===== The records =====

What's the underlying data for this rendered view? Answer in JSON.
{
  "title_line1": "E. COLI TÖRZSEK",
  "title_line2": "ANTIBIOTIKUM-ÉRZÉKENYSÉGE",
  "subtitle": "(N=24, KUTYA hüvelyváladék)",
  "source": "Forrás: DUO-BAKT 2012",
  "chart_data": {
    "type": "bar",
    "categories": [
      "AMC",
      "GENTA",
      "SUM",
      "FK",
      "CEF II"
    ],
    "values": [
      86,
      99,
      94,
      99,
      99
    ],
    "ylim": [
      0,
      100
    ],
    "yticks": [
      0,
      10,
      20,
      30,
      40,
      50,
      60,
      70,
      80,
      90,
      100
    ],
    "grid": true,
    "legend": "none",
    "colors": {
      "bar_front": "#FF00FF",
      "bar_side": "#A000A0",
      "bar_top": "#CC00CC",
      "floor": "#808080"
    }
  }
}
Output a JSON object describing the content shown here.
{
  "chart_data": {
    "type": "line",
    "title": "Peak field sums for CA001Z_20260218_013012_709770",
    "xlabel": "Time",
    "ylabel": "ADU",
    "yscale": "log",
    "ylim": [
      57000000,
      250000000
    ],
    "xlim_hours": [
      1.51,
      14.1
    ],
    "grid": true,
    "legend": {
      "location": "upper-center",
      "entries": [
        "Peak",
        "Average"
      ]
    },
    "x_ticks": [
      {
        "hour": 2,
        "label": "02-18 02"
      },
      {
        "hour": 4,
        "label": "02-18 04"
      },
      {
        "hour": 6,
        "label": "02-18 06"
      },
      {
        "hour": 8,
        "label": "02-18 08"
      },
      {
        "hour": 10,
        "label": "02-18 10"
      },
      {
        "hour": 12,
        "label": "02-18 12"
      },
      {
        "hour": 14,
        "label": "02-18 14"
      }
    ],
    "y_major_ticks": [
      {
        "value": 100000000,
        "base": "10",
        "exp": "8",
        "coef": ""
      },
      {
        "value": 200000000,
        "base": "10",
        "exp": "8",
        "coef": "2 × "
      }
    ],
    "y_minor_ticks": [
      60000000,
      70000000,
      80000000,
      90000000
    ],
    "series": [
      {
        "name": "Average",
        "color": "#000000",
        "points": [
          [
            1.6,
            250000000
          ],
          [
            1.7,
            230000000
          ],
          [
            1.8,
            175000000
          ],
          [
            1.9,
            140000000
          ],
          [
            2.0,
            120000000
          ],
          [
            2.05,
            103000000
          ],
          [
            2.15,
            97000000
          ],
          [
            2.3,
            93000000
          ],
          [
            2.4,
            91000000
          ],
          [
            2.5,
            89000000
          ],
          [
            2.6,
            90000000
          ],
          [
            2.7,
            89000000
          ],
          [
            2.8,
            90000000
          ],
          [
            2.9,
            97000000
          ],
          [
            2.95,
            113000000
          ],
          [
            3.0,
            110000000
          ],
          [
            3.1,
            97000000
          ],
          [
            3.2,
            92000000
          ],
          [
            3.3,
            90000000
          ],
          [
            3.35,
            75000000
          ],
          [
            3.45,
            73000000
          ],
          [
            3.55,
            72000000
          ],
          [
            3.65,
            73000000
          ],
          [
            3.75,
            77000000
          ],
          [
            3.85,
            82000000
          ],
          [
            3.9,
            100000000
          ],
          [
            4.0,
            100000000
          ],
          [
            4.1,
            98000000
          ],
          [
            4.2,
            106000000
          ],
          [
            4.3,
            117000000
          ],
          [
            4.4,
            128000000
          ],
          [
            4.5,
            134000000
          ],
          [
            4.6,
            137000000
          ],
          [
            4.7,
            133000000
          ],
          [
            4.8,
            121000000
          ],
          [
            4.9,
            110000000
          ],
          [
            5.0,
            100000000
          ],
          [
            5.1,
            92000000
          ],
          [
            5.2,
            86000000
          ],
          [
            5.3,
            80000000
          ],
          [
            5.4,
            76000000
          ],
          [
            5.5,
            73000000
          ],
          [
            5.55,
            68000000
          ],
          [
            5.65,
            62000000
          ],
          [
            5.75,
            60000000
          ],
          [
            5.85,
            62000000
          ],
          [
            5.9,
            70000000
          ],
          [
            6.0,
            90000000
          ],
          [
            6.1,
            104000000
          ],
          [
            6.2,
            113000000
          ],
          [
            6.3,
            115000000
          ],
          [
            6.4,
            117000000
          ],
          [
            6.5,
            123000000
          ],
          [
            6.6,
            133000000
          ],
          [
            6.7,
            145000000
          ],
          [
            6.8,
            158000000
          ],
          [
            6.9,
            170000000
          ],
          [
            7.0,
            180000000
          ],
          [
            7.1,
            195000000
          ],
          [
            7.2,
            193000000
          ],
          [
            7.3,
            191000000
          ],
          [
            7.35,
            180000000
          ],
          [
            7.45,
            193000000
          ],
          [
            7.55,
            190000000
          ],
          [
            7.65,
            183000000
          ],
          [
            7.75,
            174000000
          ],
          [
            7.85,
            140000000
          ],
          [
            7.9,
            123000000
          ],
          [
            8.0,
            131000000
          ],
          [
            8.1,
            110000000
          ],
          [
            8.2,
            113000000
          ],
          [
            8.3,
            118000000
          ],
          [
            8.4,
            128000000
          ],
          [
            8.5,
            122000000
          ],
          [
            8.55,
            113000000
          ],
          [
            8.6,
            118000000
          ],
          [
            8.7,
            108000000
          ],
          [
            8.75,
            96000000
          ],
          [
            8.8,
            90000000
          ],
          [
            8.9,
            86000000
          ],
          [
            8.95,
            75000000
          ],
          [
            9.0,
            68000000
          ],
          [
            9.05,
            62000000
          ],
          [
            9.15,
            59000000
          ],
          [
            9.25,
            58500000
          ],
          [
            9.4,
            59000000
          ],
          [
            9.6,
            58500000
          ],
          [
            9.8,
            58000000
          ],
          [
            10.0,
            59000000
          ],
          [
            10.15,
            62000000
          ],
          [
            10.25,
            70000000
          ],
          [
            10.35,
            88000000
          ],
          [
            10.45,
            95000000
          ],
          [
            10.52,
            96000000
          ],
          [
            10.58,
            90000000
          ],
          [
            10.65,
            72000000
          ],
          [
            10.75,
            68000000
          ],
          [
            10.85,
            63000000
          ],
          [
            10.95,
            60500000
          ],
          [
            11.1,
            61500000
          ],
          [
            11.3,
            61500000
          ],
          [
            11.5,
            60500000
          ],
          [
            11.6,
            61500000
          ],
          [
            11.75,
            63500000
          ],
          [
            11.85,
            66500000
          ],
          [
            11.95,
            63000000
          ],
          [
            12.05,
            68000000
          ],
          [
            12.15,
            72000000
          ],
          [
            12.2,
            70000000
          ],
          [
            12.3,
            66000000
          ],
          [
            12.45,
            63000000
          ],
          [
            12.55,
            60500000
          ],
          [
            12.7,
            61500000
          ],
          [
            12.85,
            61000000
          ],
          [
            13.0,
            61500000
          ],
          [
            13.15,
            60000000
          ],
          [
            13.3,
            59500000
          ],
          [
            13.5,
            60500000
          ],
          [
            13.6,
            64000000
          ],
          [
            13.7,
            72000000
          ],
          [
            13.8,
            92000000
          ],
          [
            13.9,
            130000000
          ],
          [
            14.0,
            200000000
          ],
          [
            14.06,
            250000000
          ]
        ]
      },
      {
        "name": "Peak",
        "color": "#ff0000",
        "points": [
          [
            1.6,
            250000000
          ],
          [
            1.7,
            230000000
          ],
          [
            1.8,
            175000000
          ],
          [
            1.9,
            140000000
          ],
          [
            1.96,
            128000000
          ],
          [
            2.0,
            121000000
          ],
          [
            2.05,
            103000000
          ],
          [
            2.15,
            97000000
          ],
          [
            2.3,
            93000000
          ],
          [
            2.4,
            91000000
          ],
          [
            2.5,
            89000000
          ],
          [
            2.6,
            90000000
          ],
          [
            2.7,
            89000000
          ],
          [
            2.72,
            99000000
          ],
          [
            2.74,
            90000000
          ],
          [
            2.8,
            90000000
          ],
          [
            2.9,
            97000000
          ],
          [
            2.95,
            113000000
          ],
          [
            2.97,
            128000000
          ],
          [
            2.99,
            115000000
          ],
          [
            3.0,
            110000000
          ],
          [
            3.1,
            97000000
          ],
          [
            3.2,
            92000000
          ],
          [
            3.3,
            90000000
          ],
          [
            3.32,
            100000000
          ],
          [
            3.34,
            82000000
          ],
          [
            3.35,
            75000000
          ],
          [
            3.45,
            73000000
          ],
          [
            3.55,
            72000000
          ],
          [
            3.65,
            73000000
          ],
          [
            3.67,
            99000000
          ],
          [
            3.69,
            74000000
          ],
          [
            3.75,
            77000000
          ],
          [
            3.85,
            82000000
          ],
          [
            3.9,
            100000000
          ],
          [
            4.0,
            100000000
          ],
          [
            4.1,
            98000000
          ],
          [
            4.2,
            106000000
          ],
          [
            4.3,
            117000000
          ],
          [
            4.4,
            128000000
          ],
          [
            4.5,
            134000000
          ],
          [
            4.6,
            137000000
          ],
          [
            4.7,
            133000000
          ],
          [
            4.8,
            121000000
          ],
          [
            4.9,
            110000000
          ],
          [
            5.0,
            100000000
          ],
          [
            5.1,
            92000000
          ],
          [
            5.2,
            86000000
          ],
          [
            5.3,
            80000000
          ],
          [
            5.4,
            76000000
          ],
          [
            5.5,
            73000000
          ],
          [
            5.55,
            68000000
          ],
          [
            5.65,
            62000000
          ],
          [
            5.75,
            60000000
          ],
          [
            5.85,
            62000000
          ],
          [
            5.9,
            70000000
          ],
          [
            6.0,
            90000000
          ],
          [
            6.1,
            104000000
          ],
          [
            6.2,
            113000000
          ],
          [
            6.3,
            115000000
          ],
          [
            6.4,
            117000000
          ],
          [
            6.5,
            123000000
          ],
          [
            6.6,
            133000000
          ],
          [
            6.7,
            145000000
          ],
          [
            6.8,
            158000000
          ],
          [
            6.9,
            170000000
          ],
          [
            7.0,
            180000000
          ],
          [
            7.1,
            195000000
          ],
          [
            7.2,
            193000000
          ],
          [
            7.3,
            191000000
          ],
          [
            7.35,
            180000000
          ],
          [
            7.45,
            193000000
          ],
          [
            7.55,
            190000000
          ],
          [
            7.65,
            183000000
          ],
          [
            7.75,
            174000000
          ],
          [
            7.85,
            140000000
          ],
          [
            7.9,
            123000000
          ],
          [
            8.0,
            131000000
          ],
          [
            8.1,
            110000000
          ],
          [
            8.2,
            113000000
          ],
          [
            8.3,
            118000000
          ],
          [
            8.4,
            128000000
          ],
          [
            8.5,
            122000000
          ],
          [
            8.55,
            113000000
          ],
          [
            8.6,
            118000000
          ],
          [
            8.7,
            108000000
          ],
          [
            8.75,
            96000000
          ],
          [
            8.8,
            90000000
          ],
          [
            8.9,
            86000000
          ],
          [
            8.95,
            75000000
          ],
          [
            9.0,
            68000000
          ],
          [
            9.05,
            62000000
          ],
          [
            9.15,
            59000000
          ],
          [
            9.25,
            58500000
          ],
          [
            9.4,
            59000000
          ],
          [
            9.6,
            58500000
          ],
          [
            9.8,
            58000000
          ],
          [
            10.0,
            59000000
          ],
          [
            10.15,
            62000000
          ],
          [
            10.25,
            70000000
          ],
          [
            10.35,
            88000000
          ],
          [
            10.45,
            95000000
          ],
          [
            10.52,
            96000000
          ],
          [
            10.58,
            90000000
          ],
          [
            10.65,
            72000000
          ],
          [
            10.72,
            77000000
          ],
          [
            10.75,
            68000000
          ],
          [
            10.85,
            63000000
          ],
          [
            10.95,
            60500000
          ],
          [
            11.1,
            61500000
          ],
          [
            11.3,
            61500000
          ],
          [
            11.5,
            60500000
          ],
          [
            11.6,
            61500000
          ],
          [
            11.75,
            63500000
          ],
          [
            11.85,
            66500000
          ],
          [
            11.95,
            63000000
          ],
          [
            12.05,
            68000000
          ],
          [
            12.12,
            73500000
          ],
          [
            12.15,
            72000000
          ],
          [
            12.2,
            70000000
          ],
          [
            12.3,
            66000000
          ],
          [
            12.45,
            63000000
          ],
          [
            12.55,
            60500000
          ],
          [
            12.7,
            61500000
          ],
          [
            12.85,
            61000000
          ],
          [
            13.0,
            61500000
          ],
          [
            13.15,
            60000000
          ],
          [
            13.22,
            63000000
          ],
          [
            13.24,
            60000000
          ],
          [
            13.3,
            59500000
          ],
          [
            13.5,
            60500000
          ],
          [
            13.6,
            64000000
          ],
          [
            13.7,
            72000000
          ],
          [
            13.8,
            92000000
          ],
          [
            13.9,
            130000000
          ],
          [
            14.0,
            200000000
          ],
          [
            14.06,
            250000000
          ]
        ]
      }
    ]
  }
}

=====

Exercise goal: The answer must consist solely of the number of lines in the entries that contain the word "JSON".

Response for this exercise: 2